## Data supplied
::::::
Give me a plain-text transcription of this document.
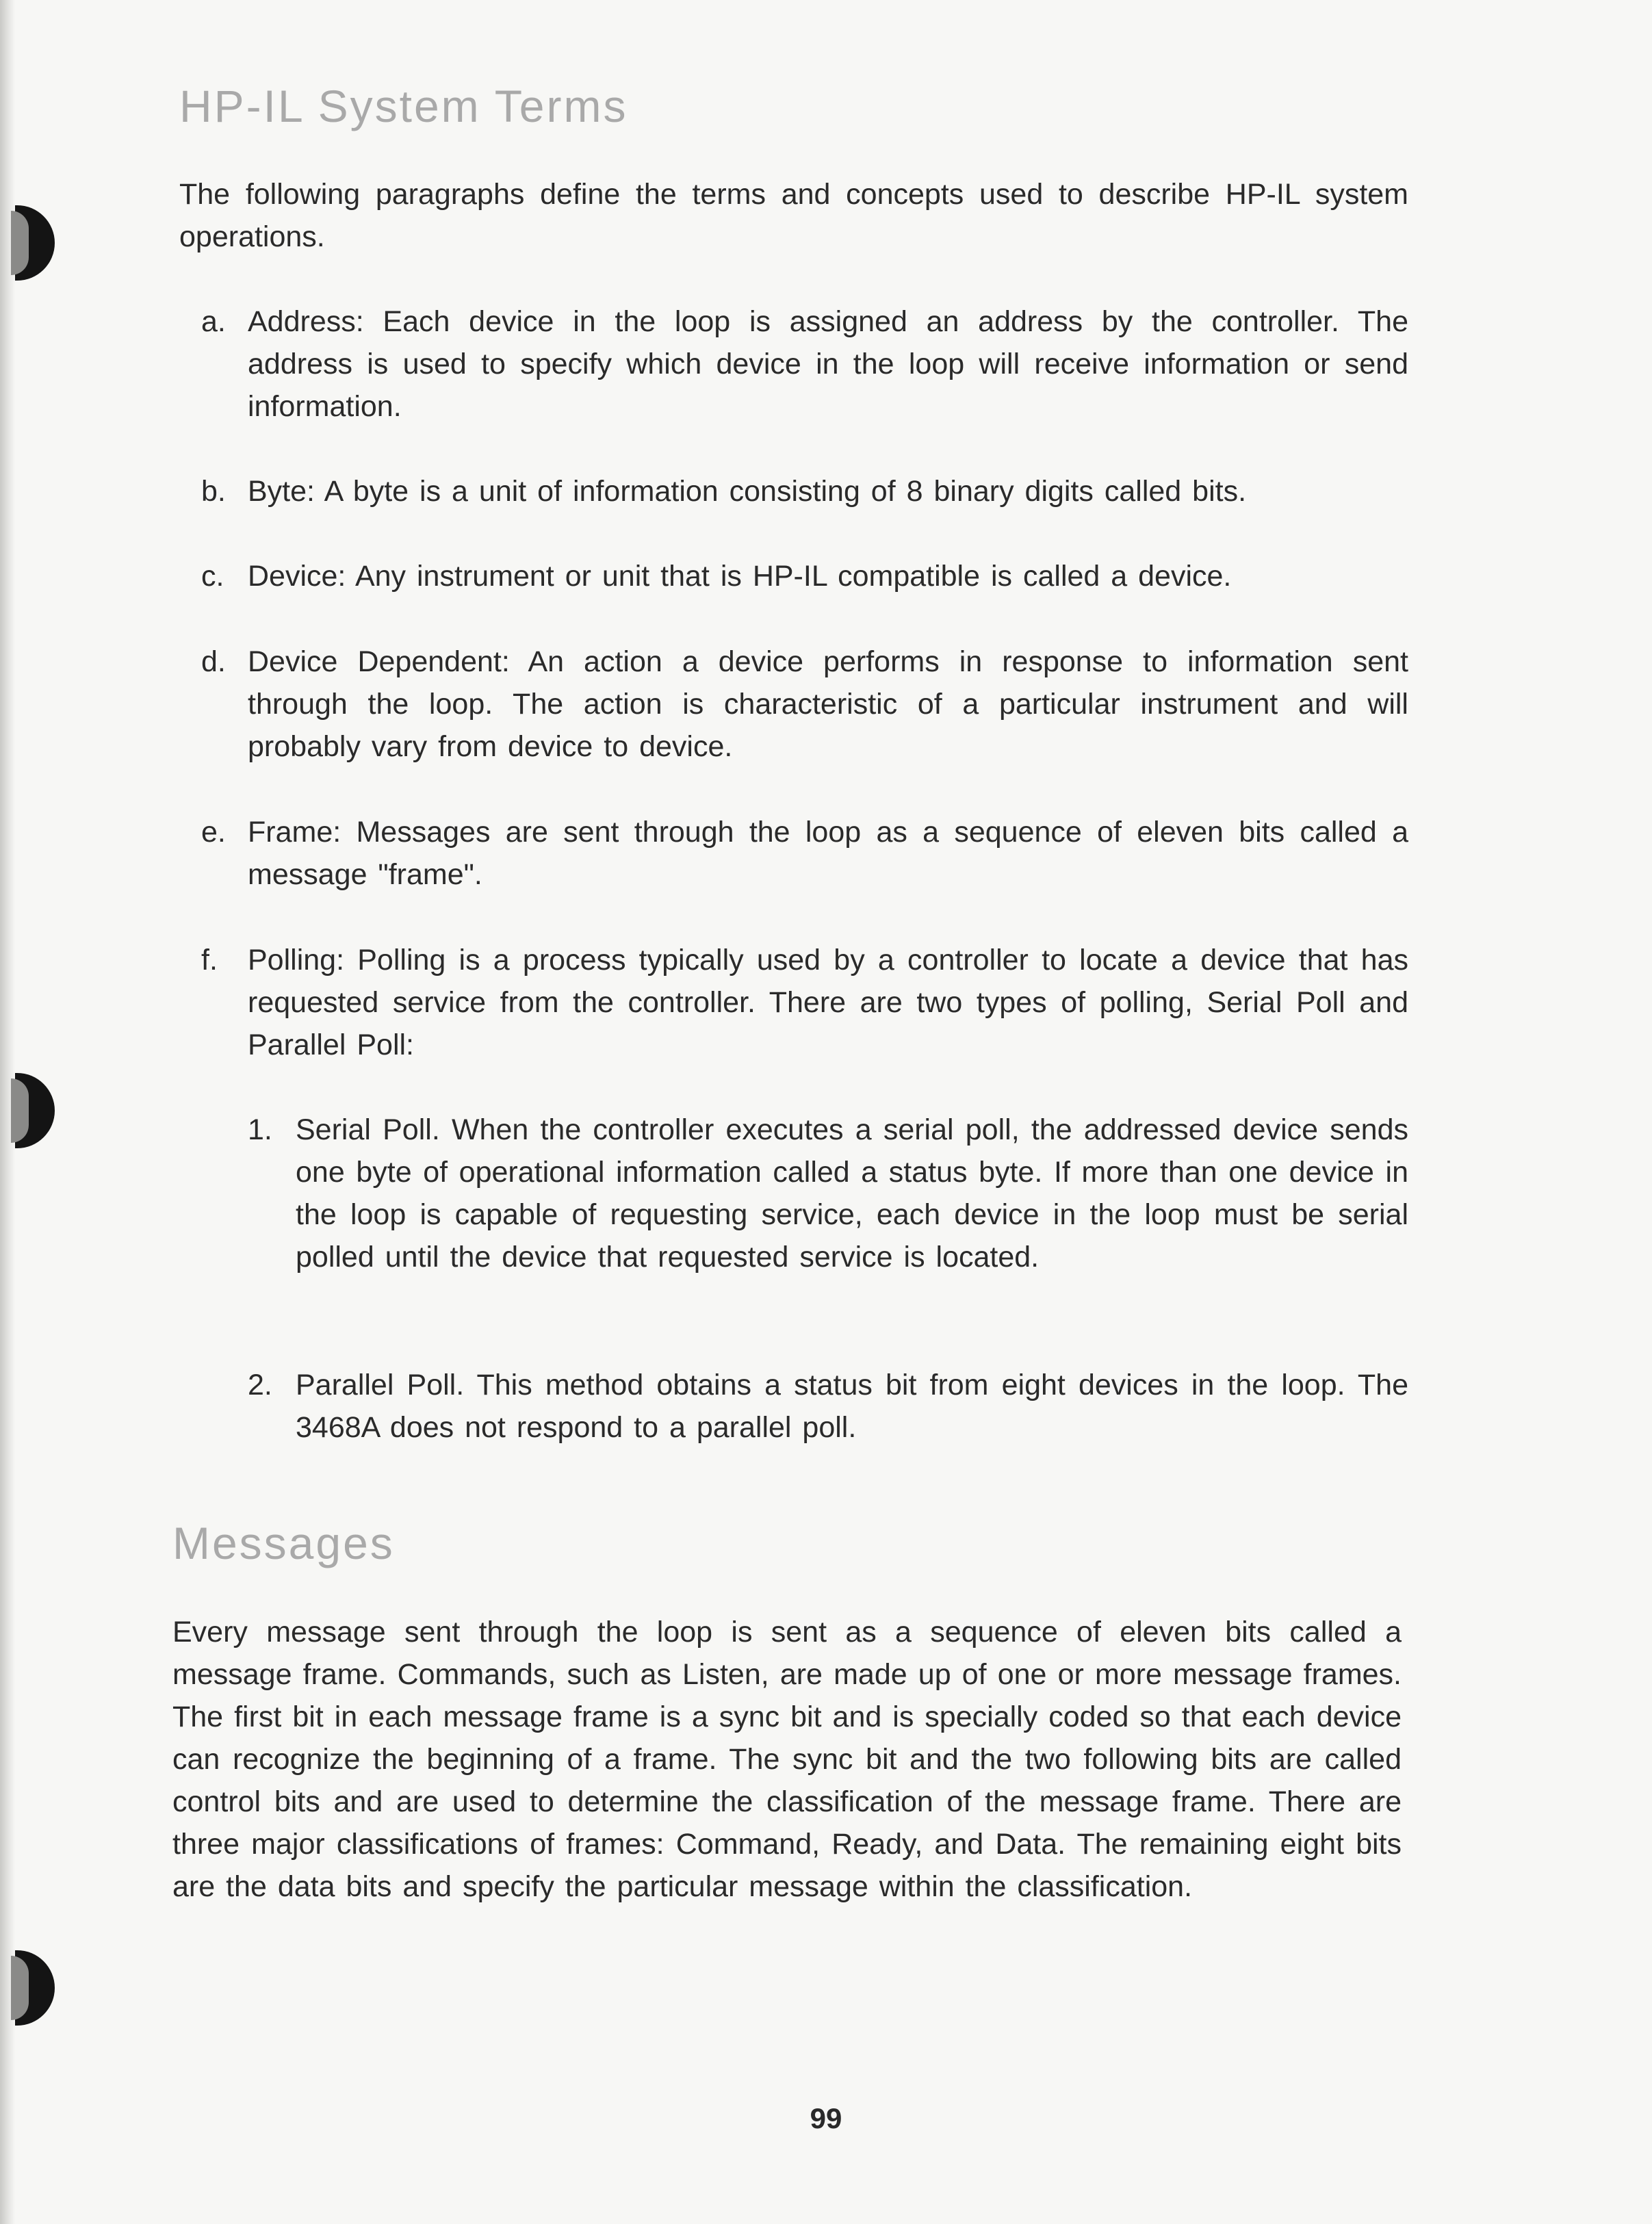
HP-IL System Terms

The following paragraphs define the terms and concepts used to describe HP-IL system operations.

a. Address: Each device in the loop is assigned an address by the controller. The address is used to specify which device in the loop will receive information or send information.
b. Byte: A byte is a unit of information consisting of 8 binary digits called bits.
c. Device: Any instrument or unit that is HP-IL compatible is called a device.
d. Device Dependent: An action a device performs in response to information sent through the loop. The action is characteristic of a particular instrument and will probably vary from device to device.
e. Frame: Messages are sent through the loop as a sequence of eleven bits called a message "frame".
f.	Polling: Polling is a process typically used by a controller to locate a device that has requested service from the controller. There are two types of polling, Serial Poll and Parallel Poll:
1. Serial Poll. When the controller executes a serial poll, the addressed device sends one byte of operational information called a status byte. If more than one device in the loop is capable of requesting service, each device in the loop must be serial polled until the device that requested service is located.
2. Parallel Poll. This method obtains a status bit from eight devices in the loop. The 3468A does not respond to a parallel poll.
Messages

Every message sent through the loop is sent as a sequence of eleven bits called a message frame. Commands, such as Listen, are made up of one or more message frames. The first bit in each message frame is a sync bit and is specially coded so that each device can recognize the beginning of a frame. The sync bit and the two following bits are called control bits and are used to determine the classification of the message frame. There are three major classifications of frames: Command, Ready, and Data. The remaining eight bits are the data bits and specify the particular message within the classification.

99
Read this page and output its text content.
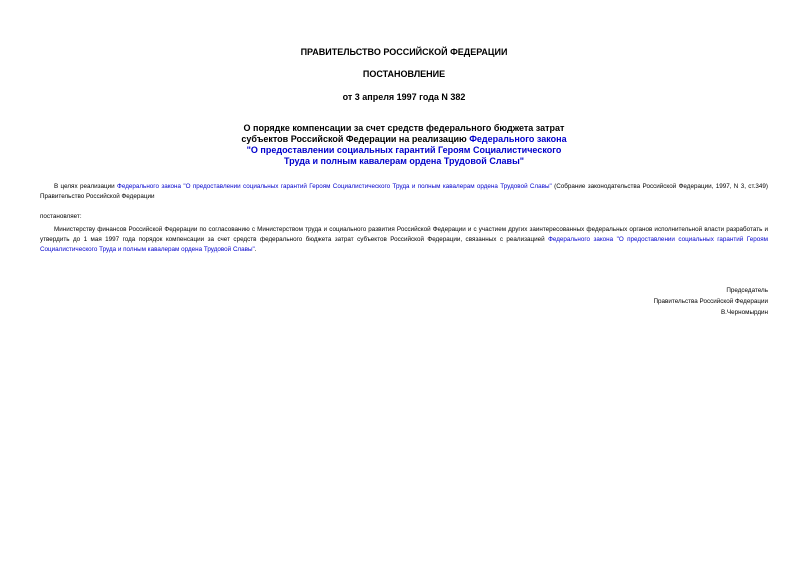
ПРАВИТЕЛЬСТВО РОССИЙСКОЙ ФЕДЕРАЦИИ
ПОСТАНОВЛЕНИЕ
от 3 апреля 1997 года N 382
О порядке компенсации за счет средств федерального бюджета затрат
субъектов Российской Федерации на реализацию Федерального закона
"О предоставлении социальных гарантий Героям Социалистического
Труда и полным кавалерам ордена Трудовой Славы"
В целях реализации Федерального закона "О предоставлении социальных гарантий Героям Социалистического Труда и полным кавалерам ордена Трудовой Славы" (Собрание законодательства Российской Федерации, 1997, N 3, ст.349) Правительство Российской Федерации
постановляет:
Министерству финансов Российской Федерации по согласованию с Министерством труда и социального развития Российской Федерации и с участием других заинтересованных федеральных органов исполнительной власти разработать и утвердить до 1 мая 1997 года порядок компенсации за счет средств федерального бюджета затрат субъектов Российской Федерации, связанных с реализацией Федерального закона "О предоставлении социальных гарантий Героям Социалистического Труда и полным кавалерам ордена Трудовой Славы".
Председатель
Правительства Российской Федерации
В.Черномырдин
::::::
Without the pictures, print the records in full, exactly as they appear.

## Expected output
Give me a plain-text transcription of this document.
HP-IL System Terms

The following paragraphs define the terms and concepts used to describe HP-IL system operations.

a. Address: Each device in the loop is assigned an address by the controller. The address is used to specify which device in the loop will receive information or send information.
b. Byte: A byte is a unit of information consisting of 8 binary digits called bits.
c. Device: Any instrument or unit that is HP-IL compatible is called a device.
d. Device Dependent: An action a device performs in response to information sent through the loop. The action is characteristic of a particular instrument and will probably vary from device to device.
e. Frame: Messages are sent through the loop as a sequence of eleven bits called a message "frame".
f.	Polling: Polling is a process typically used by a controller to locate a device that has requested service from the controller. There are two types of polling, Serial Poll and Parallel Poll:
1. Serial Poll. When the controller executes a serial poll, the addressed device sends one byte of operational information called a status byte. If more than one device in the loop is capable of requesting service, each device in the loop must be serial polled until the device that requested service is located.
2. Parallel Poll. This method obtains a status bit from eight devices in the loop. The 3468A does not respond to a parallel poll.
Messages

Every message sent through the loop is sent as a sequence of eleven bits called a message frame. Commands, such as Listen, are made up of one or more message frames. The first bit in each message frame is a sync bit and is specially coded so that each device can recognize the beginning of a frame. The sync bit and the two following bits are called control bits and are used to determine the classification of the message frame. There are three major classifications of frames: Command, Ready, and Data. The remaining eight bits are the data bits and specify the particular message within the classification.

99
Read this page and output its text content.
ПРАВИТЕЛЬСТВО РОССИЙСКОЙ ФЕДЕРАЦИИ
ПОСТАНОВЛЕНИЕ
от 3 апреля 1997 года N 382
О порядке компенсации за счет средств федерального бюджета затрат
субъектов Российской Федерации на реализацию Федерального закона
"О предоставлении социальных гарантий Героям Социалистического
Труда и полным кавалерам ордена Трудовой Славы"
В целях реализации Федерального закона "О предоставлении социальных гарантий Героям Социалистического Труда и полным кавалерам ордена Трудовой Славы" (Собрание законодательства Российской Федерации, 1997, N 3, ст.349) Правительство Российской Федерации
постановляет:
Министерству финансов Российской Федерации по согласованию с Министерством труда и социального развития Российской Федерации и с участием других заинтересованных федеральных органов исполнительной власти разработать и утвердить до 1 мая 1997 года порядок компенсации за счет средств федерального бюджета затрат субъектов Российской Федерации, связанных с реализацией Федерального закона "О предоставлении социальных гарантий Героям Социалистического Труда и полным кавалерам ордена Трудовой Славы".
Председатель
Правительства Российской Федерации
В.Черномырдин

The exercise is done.